WHAT YOU ARE ASKED TO DO:
Your task is to locate every line holding the string "name" and to copy each of them.

>> begin RECORDS FOR THE EXERCISE

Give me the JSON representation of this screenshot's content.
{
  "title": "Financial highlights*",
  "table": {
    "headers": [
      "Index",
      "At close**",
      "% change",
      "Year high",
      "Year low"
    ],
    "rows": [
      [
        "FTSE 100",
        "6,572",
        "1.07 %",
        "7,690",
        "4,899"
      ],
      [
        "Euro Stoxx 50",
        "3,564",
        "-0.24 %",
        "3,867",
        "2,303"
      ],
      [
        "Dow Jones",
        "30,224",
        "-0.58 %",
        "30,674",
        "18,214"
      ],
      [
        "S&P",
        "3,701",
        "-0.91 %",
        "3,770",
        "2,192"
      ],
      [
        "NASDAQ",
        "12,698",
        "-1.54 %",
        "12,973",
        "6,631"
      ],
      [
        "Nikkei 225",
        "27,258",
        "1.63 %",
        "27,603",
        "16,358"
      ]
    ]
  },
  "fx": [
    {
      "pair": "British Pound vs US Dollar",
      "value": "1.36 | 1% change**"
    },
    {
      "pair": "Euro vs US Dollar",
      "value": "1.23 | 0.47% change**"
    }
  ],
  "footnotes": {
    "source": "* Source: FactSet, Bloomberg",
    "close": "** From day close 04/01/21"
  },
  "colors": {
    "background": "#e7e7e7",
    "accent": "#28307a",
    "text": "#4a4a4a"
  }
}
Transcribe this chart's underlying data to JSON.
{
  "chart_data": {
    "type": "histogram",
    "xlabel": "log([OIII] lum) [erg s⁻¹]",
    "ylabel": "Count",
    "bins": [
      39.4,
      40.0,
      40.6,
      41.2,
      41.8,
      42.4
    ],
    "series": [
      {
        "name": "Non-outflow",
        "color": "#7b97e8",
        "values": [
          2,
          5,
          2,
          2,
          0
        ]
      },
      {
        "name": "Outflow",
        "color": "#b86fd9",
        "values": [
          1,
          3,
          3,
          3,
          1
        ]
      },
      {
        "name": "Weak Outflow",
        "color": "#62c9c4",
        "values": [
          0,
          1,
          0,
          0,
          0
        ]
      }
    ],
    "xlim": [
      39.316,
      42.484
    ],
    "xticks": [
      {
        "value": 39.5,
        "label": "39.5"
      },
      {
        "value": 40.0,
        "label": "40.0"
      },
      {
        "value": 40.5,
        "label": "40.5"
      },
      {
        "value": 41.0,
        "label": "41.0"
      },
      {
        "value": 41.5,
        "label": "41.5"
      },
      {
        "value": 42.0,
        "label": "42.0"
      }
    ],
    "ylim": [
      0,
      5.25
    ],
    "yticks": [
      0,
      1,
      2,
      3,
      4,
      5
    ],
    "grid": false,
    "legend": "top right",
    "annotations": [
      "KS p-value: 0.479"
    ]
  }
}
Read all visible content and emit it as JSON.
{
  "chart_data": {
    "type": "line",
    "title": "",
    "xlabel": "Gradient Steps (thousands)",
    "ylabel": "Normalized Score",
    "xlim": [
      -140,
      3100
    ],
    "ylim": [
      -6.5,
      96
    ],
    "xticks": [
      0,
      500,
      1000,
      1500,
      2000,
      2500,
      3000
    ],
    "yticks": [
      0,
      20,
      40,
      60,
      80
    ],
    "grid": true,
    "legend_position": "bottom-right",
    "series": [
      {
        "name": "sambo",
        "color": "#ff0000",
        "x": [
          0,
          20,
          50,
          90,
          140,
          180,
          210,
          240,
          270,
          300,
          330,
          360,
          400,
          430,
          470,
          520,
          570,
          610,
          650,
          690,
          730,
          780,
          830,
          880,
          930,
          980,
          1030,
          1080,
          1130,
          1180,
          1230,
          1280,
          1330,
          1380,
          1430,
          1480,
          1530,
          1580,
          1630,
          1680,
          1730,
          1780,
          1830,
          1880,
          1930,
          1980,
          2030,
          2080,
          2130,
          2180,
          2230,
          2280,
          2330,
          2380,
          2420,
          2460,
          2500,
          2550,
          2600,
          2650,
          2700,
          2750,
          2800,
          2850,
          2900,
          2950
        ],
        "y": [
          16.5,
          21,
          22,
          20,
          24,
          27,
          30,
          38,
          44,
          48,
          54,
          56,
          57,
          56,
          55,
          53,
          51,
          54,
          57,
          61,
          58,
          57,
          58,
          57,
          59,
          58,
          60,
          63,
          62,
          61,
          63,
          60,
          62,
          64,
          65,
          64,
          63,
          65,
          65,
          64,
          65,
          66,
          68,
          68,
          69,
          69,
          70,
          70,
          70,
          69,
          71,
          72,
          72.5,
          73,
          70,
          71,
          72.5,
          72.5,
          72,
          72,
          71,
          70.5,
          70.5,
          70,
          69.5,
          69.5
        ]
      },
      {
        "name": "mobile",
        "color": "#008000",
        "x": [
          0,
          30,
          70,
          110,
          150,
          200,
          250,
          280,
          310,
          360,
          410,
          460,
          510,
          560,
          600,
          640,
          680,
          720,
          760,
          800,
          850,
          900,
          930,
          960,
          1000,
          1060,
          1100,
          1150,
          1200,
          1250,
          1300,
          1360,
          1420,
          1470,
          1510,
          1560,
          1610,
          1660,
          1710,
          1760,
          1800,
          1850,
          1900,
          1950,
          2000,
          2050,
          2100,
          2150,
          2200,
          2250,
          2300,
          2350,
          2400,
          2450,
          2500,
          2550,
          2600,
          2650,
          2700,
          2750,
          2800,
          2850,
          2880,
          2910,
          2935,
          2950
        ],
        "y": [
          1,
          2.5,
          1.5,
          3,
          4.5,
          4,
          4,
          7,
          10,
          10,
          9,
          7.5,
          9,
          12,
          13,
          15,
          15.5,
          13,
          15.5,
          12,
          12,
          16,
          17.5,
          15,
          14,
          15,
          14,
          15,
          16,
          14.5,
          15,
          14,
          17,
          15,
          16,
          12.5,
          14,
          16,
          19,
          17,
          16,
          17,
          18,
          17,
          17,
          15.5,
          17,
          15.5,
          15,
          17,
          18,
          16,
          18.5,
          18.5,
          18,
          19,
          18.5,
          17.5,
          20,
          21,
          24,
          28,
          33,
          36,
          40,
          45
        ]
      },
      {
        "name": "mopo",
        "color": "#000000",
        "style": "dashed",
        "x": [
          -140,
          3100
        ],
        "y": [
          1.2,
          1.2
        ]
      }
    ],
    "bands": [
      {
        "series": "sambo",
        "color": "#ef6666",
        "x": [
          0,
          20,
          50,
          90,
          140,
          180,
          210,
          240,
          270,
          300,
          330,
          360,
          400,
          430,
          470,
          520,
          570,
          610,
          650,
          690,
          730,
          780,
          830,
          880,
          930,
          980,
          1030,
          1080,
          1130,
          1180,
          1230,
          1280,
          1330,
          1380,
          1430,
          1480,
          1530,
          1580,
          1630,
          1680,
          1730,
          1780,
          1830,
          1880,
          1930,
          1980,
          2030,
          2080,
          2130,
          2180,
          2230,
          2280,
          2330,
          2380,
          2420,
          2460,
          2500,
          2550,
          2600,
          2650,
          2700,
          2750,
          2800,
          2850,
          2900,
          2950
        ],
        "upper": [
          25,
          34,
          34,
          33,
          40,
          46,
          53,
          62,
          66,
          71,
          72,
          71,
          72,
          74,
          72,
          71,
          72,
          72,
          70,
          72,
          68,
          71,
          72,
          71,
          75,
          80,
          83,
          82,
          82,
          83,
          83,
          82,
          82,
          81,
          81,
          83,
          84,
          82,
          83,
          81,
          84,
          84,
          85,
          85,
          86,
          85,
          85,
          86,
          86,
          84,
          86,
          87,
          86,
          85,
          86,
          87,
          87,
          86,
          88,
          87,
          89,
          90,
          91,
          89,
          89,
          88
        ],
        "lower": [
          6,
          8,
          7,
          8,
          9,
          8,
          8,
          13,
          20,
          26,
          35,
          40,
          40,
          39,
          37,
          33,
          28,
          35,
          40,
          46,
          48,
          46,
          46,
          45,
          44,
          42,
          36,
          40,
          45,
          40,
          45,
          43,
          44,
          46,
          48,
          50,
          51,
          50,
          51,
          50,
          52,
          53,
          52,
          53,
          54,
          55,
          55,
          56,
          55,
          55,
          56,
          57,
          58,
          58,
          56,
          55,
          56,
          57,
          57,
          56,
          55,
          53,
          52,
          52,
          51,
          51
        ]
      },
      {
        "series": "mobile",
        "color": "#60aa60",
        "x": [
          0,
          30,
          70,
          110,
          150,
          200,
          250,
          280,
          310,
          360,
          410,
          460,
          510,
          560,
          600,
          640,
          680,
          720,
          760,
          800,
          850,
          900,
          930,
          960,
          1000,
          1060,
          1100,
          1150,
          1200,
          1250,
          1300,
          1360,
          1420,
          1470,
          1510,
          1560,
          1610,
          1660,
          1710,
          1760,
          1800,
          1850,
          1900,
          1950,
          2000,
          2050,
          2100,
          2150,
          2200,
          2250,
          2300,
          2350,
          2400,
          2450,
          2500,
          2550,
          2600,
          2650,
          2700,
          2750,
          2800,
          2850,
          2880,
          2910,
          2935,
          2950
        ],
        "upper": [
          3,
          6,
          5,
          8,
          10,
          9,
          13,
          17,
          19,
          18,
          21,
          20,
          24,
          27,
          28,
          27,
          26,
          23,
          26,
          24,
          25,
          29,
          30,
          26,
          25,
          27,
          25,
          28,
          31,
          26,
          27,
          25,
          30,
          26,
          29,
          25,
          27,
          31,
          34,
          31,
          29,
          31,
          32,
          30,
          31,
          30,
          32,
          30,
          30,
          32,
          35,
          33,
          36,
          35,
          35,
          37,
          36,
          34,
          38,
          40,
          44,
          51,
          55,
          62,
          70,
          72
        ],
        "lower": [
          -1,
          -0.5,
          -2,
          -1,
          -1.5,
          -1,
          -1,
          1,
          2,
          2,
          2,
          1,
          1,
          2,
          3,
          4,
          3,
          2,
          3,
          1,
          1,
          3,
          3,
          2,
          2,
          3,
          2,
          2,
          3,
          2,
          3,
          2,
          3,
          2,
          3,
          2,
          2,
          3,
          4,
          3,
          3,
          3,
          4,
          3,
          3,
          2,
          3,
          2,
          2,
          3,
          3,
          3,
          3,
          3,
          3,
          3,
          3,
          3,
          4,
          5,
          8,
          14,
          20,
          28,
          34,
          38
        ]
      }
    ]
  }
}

>> end RECORDS FOR THE EXERCISE

RESULT OF THIS TASK:
        "name": "Non-outflow",
        "name": "Outflow",
        "name": "Weak Outflow",
        "name": "sambo",
        "name": "mobile",
        "name": "mopo",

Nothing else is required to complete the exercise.